_Task directions_. Transcribe the material below word for word, keeping every line in its original order.

_Stored data_.
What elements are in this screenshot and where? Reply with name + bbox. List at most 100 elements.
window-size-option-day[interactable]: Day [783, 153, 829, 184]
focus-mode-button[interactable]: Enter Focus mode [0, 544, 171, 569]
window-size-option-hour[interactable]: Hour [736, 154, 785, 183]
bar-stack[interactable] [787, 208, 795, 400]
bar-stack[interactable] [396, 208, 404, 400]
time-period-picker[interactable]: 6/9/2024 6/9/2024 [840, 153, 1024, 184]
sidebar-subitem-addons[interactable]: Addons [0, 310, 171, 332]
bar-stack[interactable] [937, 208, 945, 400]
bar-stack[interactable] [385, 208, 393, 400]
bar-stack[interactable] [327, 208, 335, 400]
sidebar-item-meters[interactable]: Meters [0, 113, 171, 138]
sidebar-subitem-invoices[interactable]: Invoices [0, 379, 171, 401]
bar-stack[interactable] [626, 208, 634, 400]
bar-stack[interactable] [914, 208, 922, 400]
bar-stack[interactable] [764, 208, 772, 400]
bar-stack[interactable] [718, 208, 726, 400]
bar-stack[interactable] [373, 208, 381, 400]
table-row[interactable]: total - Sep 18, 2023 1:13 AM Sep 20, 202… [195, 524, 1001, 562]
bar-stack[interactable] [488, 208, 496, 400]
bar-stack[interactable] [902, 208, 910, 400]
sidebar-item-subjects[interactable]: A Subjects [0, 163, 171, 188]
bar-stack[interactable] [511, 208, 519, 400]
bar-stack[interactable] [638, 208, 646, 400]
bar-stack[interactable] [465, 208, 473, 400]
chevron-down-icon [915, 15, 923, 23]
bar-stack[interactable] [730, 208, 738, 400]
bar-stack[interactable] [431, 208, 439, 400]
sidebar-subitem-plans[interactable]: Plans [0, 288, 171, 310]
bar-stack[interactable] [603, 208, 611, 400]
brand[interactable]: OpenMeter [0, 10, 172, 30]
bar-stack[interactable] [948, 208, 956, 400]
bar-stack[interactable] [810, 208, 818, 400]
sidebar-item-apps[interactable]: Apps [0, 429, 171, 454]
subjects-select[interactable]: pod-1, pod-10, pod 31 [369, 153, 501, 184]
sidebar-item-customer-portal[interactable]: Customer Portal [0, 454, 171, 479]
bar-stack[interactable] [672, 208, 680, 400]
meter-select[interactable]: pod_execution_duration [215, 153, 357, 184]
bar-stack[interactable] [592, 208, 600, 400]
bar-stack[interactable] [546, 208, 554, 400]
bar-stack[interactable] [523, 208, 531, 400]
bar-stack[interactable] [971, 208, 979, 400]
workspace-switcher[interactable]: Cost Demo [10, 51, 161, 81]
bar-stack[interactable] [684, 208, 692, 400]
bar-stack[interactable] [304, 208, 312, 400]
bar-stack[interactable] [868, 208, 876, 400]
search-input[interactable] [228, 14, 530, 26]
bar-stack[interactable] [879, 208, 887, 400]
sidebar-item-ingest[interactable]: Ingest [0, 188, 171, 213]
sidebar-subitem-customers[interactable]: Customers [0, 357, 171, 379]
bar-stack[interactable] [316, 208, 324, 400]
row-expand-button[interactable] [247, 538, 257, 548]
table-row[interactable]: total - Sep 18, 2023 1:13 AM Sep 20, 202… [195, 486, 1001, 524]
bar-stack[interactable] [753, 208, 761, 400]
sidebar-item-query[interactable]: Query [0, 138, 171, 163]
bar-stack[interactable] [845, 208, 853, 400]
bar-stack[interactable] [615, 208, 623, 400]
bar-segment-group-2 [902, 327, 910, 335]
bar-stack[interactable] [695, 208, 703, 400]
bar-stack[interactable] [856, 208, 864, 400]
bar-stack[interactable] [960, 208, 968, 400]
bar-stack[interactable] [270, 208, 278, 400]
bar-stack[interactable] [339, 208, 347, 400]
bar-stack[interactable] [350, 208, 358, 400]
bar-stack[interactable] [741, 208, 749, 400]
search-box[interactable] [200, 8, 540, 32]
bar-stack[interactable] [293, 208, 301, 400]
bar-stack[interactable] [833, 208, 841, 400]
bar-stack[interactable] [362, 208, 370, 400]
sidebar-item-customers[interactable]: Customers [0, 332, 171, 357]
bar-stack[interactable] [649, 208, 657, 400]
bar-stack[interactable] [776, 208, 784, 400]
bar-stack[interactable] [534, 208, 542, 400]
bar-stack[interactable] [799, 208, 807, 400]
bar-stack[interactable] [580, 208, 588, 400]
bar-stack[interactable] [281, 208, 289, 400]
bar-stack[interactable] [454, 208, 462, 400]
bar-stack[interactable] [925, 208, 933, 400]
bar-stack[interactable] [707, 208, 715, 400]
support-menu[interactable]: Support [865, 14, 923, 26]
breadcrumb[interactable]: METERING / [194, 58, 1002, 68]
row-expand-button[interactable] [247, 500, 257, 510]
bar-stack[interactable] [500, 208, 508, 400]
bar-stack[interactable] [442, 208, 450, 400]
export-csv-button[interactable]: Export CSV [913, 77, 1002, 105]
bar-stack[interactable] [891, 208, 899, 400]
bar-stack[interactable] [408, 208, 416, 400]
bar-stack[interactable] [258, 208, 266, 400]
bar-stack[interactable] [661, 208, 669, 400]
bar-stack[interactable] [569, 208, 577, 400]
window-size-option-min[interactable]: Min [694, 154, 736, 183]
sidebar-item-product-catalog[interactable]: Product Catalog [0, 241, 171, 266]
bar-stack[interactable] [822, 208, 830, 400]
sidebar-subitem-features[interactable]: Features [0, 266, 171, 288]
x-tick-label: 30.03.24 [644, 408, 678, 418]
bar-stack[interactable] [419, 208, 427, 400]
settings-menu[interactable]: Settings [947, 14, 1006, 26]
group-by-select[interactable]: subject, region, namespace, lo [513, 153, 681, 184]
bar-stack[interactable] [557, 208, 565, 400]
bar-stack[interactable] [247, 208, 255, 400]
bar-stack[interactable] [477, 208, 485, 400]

_Response for this exercise_.
What elements are in this screenshot and where? Reply with name + bbox. List at most 100 elements.
window-size-option-day[interactable]: Day [783, 153, 829, 184]
focus-mode-button[interactable]: Enter Focus mode [0, 544, 171, 569]
window-size-option-hour[interactable]: Hour [736, 154, 785, 183]
bar-stack[interactable] [787, 208, 795, 400]
bar-stack[interactable] [396, 208, 404, 400]
time-period-picker[interactable]: 6/9/2024 6/9/2024 [840, 153, 1024, 184]
sidebar-subitem-addons[interactable]: Addons [0, 310, 171, 332]
bar-stack[interactable] [937, 208, 945, 400]
bar-stack[interactable] [385, 208, 393, 400]
bar-stack[interactable] [327, 208, 335, 400]
sidebar-item-meters[interactable]: Meters [0, 113, 171, 138]
sidebar-subitem-invoices[interactable]: Invoices [0, 379, 171, 401]
bar-stack[interactable] [626, 208, 634, 400]
bar-stack[interactable] [914, 208, 922, 400]
bar-stack[interactable] [764, 208, 772, 400]
bar-stack[interactable] [718, 208, 726, 400]
bar-stack[interactable] [373, 208, 381, 400]
table-row[interactable]: total - Sep 18, 2023 1:13 AM Sep 20, 202… [195, 524, 1001, 562]
bar-stack[interactable] [488, 208, 496, 400]
bar-stack[interactable] [902, 208, 910, 400]
sidebar-item-subjects[interactable]: A Subjects [0, 163, 171, 188]
bar-stack[interactable] [511, 208, 519, 400]
bar-stack[interactable] [638, 208, 646, 400]
bar-stack[interactable] [465, 208, 473, 400]
chevron-down-icon [915, 15, 923, 23]
bar-stack[interactable] [730, 208, 738, 400]
bar-stack[interactable] [431, 208, 439, 400]
sidebar-subitem-plans[interactable]: Plans [0, 288, 171, 310]
bar-stack[interactable] [603, 208, 611, 400]
brand[interactable]: OpenMeter [0, 10, 172, 30]
bar-stack[interactable] [948, 208, 956, 400]
bar-stack[interactable] [810, 208, 818, 400]
sidebar-item-apps[interactable]: Apps [0, 429, 171, 454]
subjects-select[interactable]: pod-1, pod-10, pod 31 [369, 153, 501, 184]
sidebar-item-customer-portal[interactable]: Customer Portal [0, 454, 171, 479]
bar-stack[interactable] [672, 208, 680, 400]
meter-select[interactable]: pod_execution_duration [215, 153, 357, 184]
bar-stack[interactable] [592, 208, 600, 400]
bar-stack[interactable] [546, 208, 554, 400]
bar-stack[interactable] [523, 208, 531, 400]
bar-stack[interactable] [971, 208, 979, 400]
workspace-switcher[interactable]: Cost Demo [10, 51, 161, 81]
bar-stack[interactable] [684, 208, 692, 400]
bar-stack[interactable] [304, 208, 312, 400]
bar-stack[interactable] [868, 208, 876, 400]
search-input[interactable] [228, 14, 530, 26]
bar-stack[interactable] [879, 208, 887, 400]
sidebar-item-ingest[interactable]: Ingest [0, 188, 171, 213]
sidebar-subitem-customers[interactable]: Customers [0, 357, 171, 379]
bar-stack[interactable] [316, 208, 324, 400]
row-expand-button[interactable] [247, 538, 257, 548]
table-row[interactable]: total - Sep 18, 2023 1:13 AM Sep 20, 202… [195, 486, 1001, 524]
bar-stack[interactable] [753, 208, 761, 400]
sidebar-item-query[interactable]: Query [0, 138, 171, 163]
bar-stack[interactable] [845, 208, 853, 400]
bar-stack[interactable] [615, 208, 623, 400]
bar-segment-group-2 [902, 327, 910, 335]
bar-stack[interactable] [695, 208, 703, 400]
bar-stack[interactable] [856, 208, 864, 400]
bar-stack[interactable] [960, 208, 968, 400]
bar-stack[interactable] [270, 208, 278, 400]
bar-stack[interactable] [339, 208, 347, 400]
bar-stack[interactable] [350, 208, 358, 400]
bar-stack[interactable] [741, 208, 749, 400]
search-box[interactable] [200, 8, 540, 32]
bar-stack[interactable] [293, 208, 301, 400]
bar-stack[interactable] [833, 208, 841, 400]
bar-stack[interactable] [362, 208, 370, 400]
sidebar-item-customers[interactable]: Customers [0, 332, 171, 357]
bar-stack[interactable] [649, 208, 657, 400]
bar-stack[interactable] [776, 208, 784, 400]
bar-stack[interactable] [534, 208, 542, 400]
bar-stack[interactable] [799, 208, 807, 400]
bar-stack[interactable] [580, 208, 588, 400]
bar-stack[interactable] [281, 208, 289, 400]
bar-stack[interactable] [454, 208, 462, 400]
bar-stack[interactable] [925, 208, 933, 400]
bar-stack[interactable] [707, 208, 715, 400]
support-menu[interactable]: Support [865, 14, 923, 26]
breadcrumb[interactable]: METERING / [194, 58, 1002, 68]
row-expand-button[interactable] [247, 500, 257, 510]
bar-stack[interactable] [500, 208, 508, 400]
bar-stack[interactable] [442, 208, 450, 400]
export-csv-button[interactable]: Export CSV [913, 77, 1002, 105]
bar-stack[interactable] [891, 208, 899, 400]
bar-stack[interactable] [408, 208, 416, 400]
bar-stack[interactable] [258, 208, 266, 400]
bar-stack[interactable] [661, 208, 669, 400]
bar-stack[interactable] [569, 208, 577, 400]
window-size-option-min[interactable]: Min [694, 154, 736, 183]
sidebar-item-product-catalog[interactable]: Product Catalog [0, 241, 171, 266]
bar-stack[interactable] [822, 208, 830, 400]
sidebar-subitem-features[interactable]: Features [0, 266, 171, 288]
x-tick-label: 30.03.24 [644, 408, 678, 418]
bar-stack[interactable] [419, 208, 427, 400]
settings-menu[interactable]: Settings [947, 14, 1006, 26]
group-by-select[interactable]: subject, region, namespace, lo [513, 153, 681, 184]
bar-stack[interactable] [557, 208, 565, 400]
bar-stack[interactable] [247, 208, 255, 400]
bar-stack[interactable] [477, 208, 485, 400]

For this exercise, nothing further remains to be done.